# start of Data to process

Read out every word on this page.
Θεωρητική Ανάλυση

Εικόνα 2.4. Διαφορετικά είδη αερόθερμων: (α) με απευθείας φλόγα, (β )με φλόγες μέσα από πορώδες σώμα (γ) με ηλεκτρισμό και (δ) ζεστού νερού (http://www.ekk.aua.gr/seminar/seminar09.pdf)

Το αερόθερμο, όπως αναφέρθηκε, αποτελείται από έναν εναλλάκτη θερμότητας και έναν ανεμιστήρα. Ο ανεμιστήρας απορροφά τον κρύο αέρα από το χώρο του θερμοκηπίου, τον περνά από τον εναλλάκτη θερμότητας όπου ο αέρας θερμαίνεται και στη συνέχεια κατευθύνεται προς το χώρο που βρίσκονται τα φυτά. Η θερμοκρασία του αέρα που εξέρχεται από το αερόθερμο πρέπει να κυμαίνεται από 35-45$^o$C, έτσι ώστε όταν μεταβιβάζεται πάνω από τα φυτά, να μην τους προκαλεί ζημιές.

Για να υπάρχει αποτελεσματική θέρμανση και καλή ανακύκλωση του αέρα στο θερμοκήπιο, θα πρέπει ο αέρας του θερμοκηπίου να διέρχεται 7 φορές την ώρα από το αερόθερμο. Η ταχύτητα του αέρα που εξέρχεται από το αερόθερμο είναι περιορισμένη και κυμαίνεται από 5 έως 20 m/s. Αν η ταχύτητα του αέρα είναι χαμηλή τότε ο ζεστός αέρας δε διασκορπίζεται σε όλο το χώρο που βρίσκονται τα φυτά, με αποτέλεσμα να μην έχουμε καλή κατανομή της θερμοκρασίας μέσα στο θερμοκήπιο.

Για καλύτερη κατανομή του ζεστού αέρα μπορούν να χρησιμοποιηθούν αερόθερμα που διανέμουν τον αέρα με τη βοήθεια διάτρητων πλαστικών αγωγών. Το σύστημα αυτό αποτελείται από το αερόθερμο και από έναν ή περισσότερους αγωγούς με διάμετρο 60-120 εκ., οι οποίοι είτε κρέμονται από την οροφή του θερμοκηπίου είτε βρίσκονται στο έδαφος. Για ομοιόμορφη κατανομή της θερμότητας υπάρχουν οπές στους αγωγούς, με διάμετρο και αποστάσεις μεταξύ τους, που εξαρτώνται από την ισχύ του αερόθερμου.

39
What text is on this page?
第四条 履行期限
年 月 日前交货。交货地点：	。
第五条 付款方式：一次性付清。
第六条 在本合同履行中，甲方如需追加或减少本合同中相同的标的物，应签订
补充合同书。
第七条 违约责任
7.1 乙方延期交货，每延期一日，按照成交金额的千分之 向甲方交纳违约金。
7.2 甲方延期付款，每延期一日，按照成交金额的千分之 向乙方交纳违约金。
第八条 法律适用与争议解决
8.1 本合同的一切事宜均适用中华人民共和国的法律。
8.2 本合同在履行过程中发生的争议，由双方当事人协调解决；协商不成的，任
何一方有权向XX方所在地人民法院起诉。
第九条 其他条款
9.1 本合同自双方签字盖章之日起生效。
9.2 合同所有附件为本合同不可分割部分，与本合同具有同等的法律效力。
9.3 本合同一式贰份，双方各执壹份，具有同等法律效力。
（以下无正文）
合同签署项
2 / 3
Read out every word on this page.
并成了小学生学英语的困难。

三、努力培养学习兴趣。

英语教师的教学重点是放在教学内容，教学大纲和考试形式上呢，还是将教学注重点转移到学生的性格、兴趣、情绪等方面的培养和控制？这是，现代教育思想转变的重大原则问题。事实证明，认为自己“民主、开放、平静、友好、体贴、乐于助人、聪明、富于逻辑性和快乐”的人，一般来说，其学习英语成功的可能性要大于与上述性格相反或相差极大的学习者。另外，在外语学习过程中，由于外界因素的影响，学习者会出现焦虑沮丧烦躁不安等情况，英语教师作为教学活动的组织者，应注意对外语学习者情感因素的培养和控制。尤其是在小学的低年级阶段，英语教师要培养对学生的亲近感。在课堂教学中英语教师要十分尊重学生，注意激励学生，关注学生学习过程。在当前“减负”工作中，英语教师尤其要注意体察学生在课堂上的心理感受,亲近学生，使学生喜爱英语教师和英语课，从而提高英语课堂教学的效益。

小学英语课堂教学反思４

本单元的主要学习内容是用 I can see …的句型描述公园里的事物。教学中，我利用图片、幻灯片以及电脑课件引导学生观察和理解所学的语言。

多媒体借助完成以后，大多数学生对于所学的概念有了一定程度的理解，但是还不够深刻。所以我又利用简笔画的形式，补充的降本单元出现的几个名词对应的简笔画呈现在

# end of Data to process

• Exercise details: Only the number is wanted: how many lines of the material contain the word "αέρα"?

• Result for this task: 3